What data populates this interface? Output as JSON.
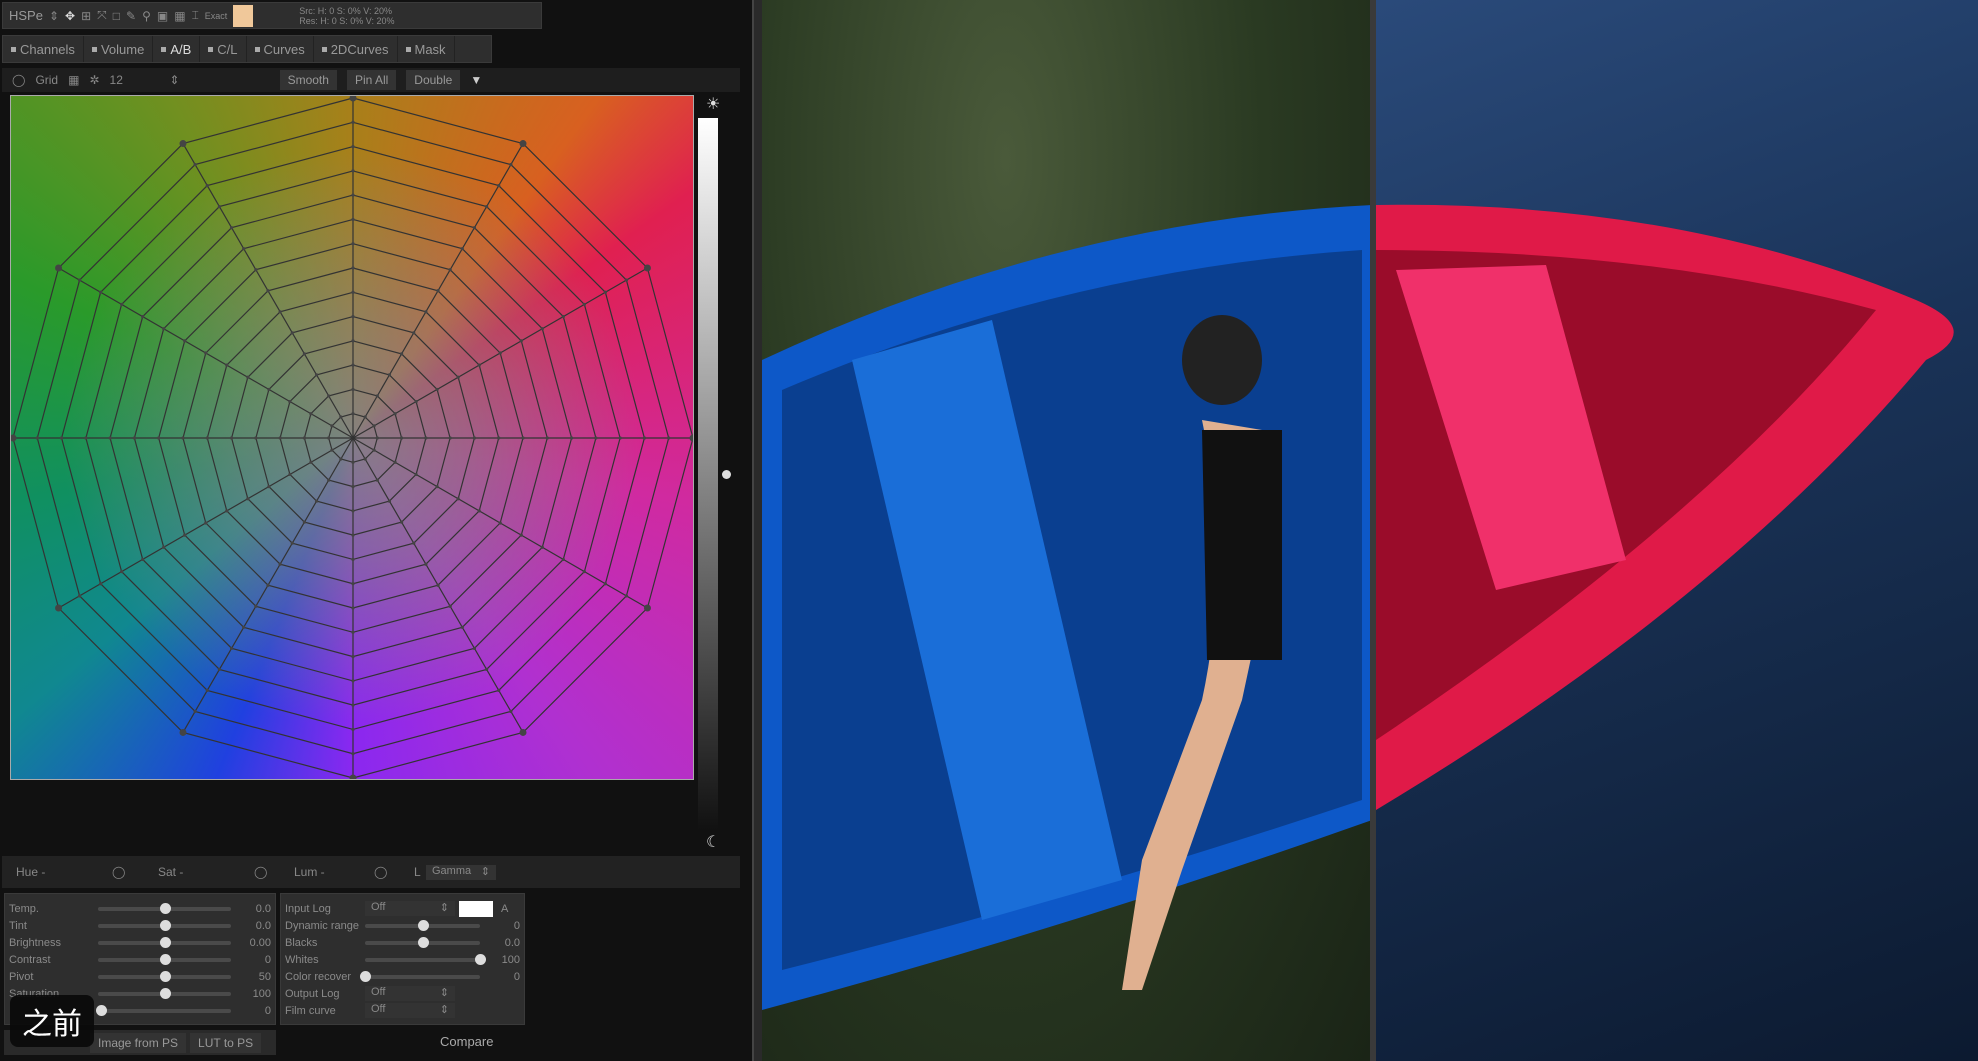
{
  "toolbar": {
    "mode": "HSPe",
    "exact": "Exact",
    "swatch_color": "#f0c89a",
    "src": "Src: H: 0   S: 0%  V: 20%",
    "res": "Res: H: 0   S: 0%  V: 20%"
  },
  "tabs": [
    {
      "label": "Channels"
    },
    {
      "label": "Volume"
    },
    {
      "label": "A/B"
    },
    {
      "label": "C/L"
    },
    {
      "label": "Curves"
    },
    {
      "label": "2DCurves"
    },
    {
      "label": "Mask"
    }
  ],
  "gridbar": {
    "grid": "Grid",
    "count": "12",
    "smooth": "Smooth",
    "pin_all": "Pin All",
    "double": "Double"
  },
  "hsl": {
    "hue": "Hue -",
    "sat": "Sat -",
    "lum": "Lum -",
    "l": "L",
    "gamma": "Gamma"
  },
  "left_sliders": [
    {
      "label": "Temp.",
      "value": "0.0",
      "pos": 0.5
    },
    {
      "label": "Tint",
      "value": "0.0",
      "pos": 0.5
    },
    {
      "label": "Brightness",
      "value": "0.00",
      "pos": 0.5
    },
    {
      "label": "Contrast",
      "value": "0",
      "pos": 0.5
    },
    {
      "label": "Pivot",
      "value": "50",
      "pos": 0.5
    },
    {
      "label": "Saturation",
      "value": "100",
      "pos": 0.5
    },
    {
      "label": "",
      "value": "0",
      "pos": 0.02
    }
  ],
  "right_panel": {
    "input_log": "Input Log",
    "input_log_val": "Off",
    "sliders": [
      {
        "label": "Dynamic range",
        "value": "0",
        "pos": 0.5
      },
      {
        "label": "Blacks",
        "value": "0.0",
        "pos": 0.5
      },
      {
        "label": "Whites",
        "value": "100",
        "pos": 1
      },
      {
        "label": "Color recover",
        "value": "0",
        "pos": 0
      }
    ],
    "output_log": "Output Log",
    "output_log_val": "Off",
    "film_curve": "Film curve",
    "film_curve_val": "Off"
  },
  "buttons": {
    "image_from_ps": "Image from PS",
    "lut_to_ps": "LUT to PS",
    "compare": "Compare"
  },
  "overlay_label": "之前",
  "auto": "A"
}
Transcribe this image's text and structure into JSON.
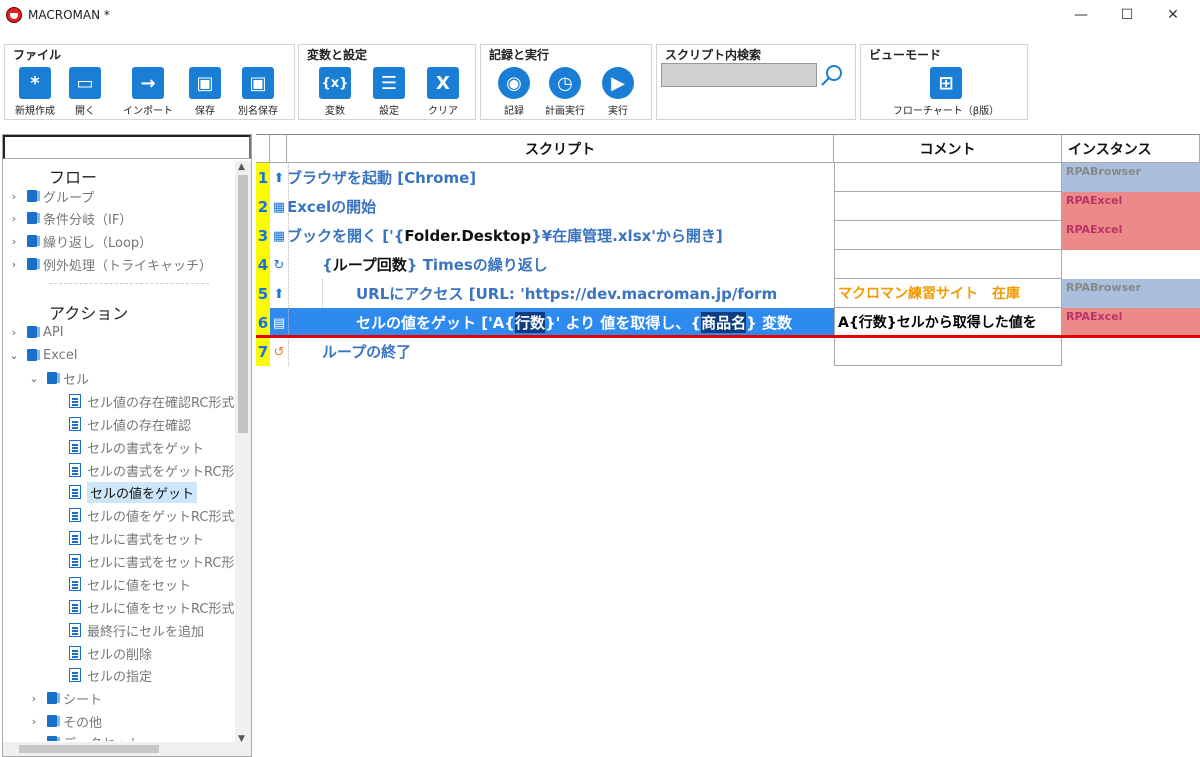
{
  "window": {
    "title": "MACROMAN *",
    "controls": {
      "minimize": "—",
      "maximize": "☐",
      "close": "✕"
    }
  },
  "ribbon": {
    "file": {
      "title": "ファイル",
      "buttons": [
        {
          "label": "新規作成",
          "glyph": "*"
        },
        {
          "label": "開く",
          "glyph": "▭"
        },
        {
          "label": "インポート",
          "glyph": "→"
        },
        {
          "label": "保存",
          "glyph": "▣"
        },
        {
          "label": "別名保存",
          "glyph": "▣"
        }
      ]
    },
    "variables": {
      "title": "変数と設定",
      "buttons": [
        {
          "label": "変数",
          "glyph": "{x}"
        },
        {
          "label": "設定",
          "glyph": "☰"
        },
        {
          "label": "クリア",
          "glyph": "X"
        }
      ]
    },
    "record": {
      "title": "記録と実行",
      "buttons": [
        {
          "label": "記録",
          "glyph": "◉"
        },
        {
          "label": "計画実行",
          "glyph": "◷"
        },
        {
          "label": "実行",
          "glyph": "▶"
        }
      ]
    },
    "search": {
      "title": "スクリプト内検索",
      "placeholder": ""
    },
    "view": {
      "title": "ビューモード",
      "buttons": [
        {
          "label": "フローチャート（β版）",
          "glyph": "⊞"
        }
      ]
    }
  },
  "tree": {
    "flow_heading": "フロー",
    "flow_items": [
      "グループ",
      "条件分岐（IF）",
      "繰り返し（Loop）",
      "例外処理（トライキャッチ）"
    ],
    "action_heading": "アクション",
    "api": "API",
    "excel": "Excel",
    "cell": "セル",
    "cell_items": [
      "セル値の存在確認RC形式",
      "セル値の存在確認",
      "セルの書式をゲット",
      "セルの書式をゲットRC形式",
      "セルの値をゲット",
      "セルの値をゲットRC形式",
      "セルに書式をセット",
      "セルに書式をセットRC形式",
      "セルに値をセット",
      "セルに値をセットRC形式",
      "最終行にセルを追加",
      "セルの削除",
      "セルの指定"
    ],
    "selected_item": "セルの値をゲット",
    "sheet": "シート",
    "other": "その他",
    "dataset": "データセット"
  },
  "grid": {
    "headers": {
      "script": "スクリプト",
      "comment": "コメント",
      "instance": "インスタンス"
    },
    "rows": [
      {
        "num": "1",
        "icon": "browser-icon",
        "text": "ブラウザを起動 [Chrome]",
        "comment": "",
        "instance": "RPABrowser",
        "inst_color": "blue"
      },
      {
        "num": "2",
        "icon": "excel-icon",
        "text": "Excelの開始",
        "comment": "",
        "instance": "RPAExcel",
        "inst_color": "red"
      },
      {
        "num": "3",
        "icon": "excel-icon",
        "text_a": "ブックを開く ['{",
        "text_kw": "Folder.Desktop",
        "text_b": "}¥在庫管理.xlsx'から開き]",
        "comment": "",
        "instance": "RPAExcel",
        "inst_color": "red"
      },
      {
        "num": "4",
        "icon": "loop-icon",
        "text_a": "{",
        "text_kw": "ループ回数",
        "text_b": "} Timesの繰り返し",
        "comment": "",
        "instance": "",
        "inst_color": ""
      },
      {
        "num": "5",
        "icon": "browser-icon",
        "text": "URLにアクセス [URL: 'https://dev.macroman.jp/form",
        "comment": "マクロマン練習サイト　在庫",
        "instance": "RPABrowser",
        "inst_color": "blue"
      },
      {
        "num": "6",
        "icon": "doc-icon",
        "text_a": "セルの値をゲット ['A{",
        "text_kw": "行数",
        "text_b": "}' より 値を取得し、{",
        "text_kw2": "商品名",
        "text_c": "} 変数",
        "comment": "A{行数}セルから取得した値を",
        "instance": "RPAExcel",
        "inst_color": "red"
      },
      {
        "num": "7",
        "icon": "loop-end-icon",
        "text": "ループの終了",
        "comment": "",
        "instance": "",
        "inst_color": ""
      }
    ]
  },
  "colors": {
    "accent": "#1a7fd4",
    "selection": "#2f8af0",
    "linenum_bg": "#fcfc00",
    "marker": "#e00000",
    "inst_blue": "#a9bfdb",
    "inst_red": "#ec8a8a"
  }
}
..........
GOAL OF THE EXERCISE:
Restate the entire listing word for word, excluding pictures.

SOLUTION TO THIS TASK:
What data populates this interface? Output as JSON.
{
  "toolbar": {
    "mode": "HSPe",
    "exact": "Exact",
    "swatch_color": "#f0c89a",
    "src": "Src: H: 0   S: 0%  V: 20%",
    "res": "Res: H: 0   S: 0%  V: 20%"
  },
  "tabs": [
    {
      "label": "Channels"
    },
    {
      "label": "Volume"
    },
    {
      "label": "A/B"
    },
    {
      "label": "C/L"
    },
    {
      "label": "Curves"
    },
    {
      "label": "2DCurves"
    },
    {
      "label": "Mask"
    }
  ],
  "gridbar": {
    "grid": "Grid",
    "count": "12",
    "smooth": "Smooth",
    "pin_all": "Pin All",
    "double": "Double"
  },
  "hsl": {
    "hue": "Hue -",
    "sat": "Sat -",
    "lum": "Lum -",
    "l": "L",
    "gamma": "Gamma"
  },
  "left_sliders": [
    {
      "label": "Temp.",
      "value": "0.0",
      "pos": 0.5
    },
    {
      "label": "Tint",
      "value": "0.0",
      "pos": 0.5
    },
    {
      "label": "Brightness",
      "value": "0.00",
      "pos": 0.5
    },
    {
      "label": "Contrast",
      "value": "0",
      "pos": 0.5
    },
    {
      "label": "Pivot",
      "value": "50",
      "pos": 0.5
    },
    {
      "label": "Saturation",
      "value": "100",
      "pos": 0.5
    },
    {
      "label": "",
      "value": "0",
      "pos": 0.02
    }
  ],
  "right_panel": {
    "input_log": "Input Log",
    "input_log_val": "Off",
    "sliders": [
      {
        "label": "Dynamic range",
        "value": "0",
        "pos": 0.5
      },
      {
        "label": "Blacks",
        "value": "0.0",
        "pos": 0.5
      },
      {
        "label": "Whites",
        "value": "100",
        "pos": 1
      },
      {
        "label": "Color recover",
        "value": "0",
        "pos": 0
      }
    ],
    "output_log": "Output Log",
    "output_log_val": "Off",
    "film_curve": "Film curve",
    "film_curve_val": "Off"
  },
  "buttons": {
    "image_from_ps": "Image from PS",
    "lut_to_ps": "LUT to PS",
    "compare": "Compare"
  },
  "overlay_label": "之前",
  "auto": "A"
}
Transcribe this image's text and structure into JSON.
{
  "window": {
    "title": "MACROMAN *",
    "controls": {
      "minimize": "—",
      "maximize": "☐",
      "close": "✕"
    }
  },
  "ribbon": {
    "file": {
      "title": "ファイル",
      "buttons": [
        {
          "label": "新規作成",
          "glyph": "*"
        },
        {
          "label": "開く",
          "glyph": "▭"
        },
        {
          "label": "インポート",
          "glyph": "→"
        },
        {
          "label": "保存",
          "glyph": "▣"
        },
        {
          "label": "別名保存",
          "glyph": "▣"
        }
      ]
    },
    "variables": {
      "title": "変数と設定",
      "buttons": [
        {
          "label": "変数",
          "glyph": "{x}"
        },
        {
          "label": "設定",
          "glyph": "☰"
        },
        {
          "label": "クリア",
          "glyph": "X"
        }
      ]
    },
    "record": {
      "title": "記録と実行",
      "buttons": [
        {
          "label": "記録",
          "glyph": "◉"
        },
        {
          "label": "計画実行",
          "glyph": "◷"
        },
        {
          "label": "実行",
          "glyph": "▶"
        }
      ]
    },
    "search": {
      "title": "スクリプト内検索",
      "placeholder": ""
    },
    "view": {
      "title": "ビューモード",
      "buttons": [
        {
          "label": "フローチャート（β版）",
          "glyph": "⊞"
        }
      ]
    }
  },
  "tree": {
    "flow_heading": "フロー",
    "flow_items": [
      "グループ",
      "条件分岐（IF）",
      "繰り返し（Loop）",
      "例外処理（トライキャッチ）"
    ],
    "action_heading": "アクション",
    "api": "API",
    "excel": "Excel",
    "cell": "セル",
    "cell_items": [
      "セル値の存在確認RC形式",
      "セル値の存在確認",
      "セルの書式をゲット",
      "セルの書式をゲットRC形式",
      "セルの値をゲット",
      "セルの値をゲットRC形式",
      "セルに書式をセット",
      "セルに書式をセットRC形式",
      "セルに値をセット",
      "セルに値をセットRC形式",
      "最終行にセルを追加",
      "セルの削除",
      "セルの指定"
    ],
    "selected_item": "セルの値をゲット",
    "sheet": "シート",
    "other": "その他",
    "dataset": "データセット"
  },
  "grid": {
    "headers": {
      "script": "スクリプト",
      "comment": "コメント",
      "instance": "インスタンス"
    },
    "rows": [
      {
        "num": "1",
        "icon": "browser-icon",
        "text": "ブラウザを起動 [Chrome]",
        "comment": "",
        "instance": "RPABrowser",
        "inst_color": "blue"
      },
      {
        "num": "2",
        "icon": "excel-icon",
        "text": "Excelの開始",
        "comment": "",
        "instance": "RPAExcel",
        "inst_color": "red"
      },
      {
        "num": "3",
        "icon": "excel-icon",
        "text_a": "ブックを開く ['{",
        "text_kw": "Folder.Desktop",
        "text_b": "}¥在庫管理.xlsx'から開き]",
        "comment": "",
        "instance": "RPAExcel",
        "inst_color": "red"
      },
      {
        "num": "4",
        "icon": "loop-icon",
        "text_a": "{",
        "text_kw": "ループ回数",
        "text_b": "} Timesの繰り返し",
        "comment": "",
        "instance": "",
        "inst_color": ""
      },
      {
        "num": "5",
        "icon": "browser-icon",
        "text": "URLにアクセス [URL: 'https://dev.macroman.jp/form",
        "comment": "マクロマン練習サイト　在庫",
        "instance": "RPABrowser",
        "inst_color": "blue"
      },
      {
        "num": "6",
        "icon": "doc-icon",
        "text_a": "セルの値をゲット ['A{",
        "text_kw": "行数",
        "text_b": "}' より 値を取得し、{",
        "text_kw2": "商品名",
        "text_c": "} 変数",
        "comment": "A{行数}セルから取得した値を",
        "instance": "RPAExcel",
        "inst_color": "red"
      },
      {
        "num": "7",
        "icon": "loop-end-icon",
        "text": "ループの終了",
        "comment": "",
        "instance": "",
        "inst_color": ""
      }
    ]
  },
  "colors": {
    "accent": "#1a7fd4",
    "selection": "#2f8af0",
    "linenum_bg": "#fcfc00",
    "marker": "#e00000",
    "inst_blue": "#a9bfdb",
    "inst_red": "#ec8a8a"
  }
}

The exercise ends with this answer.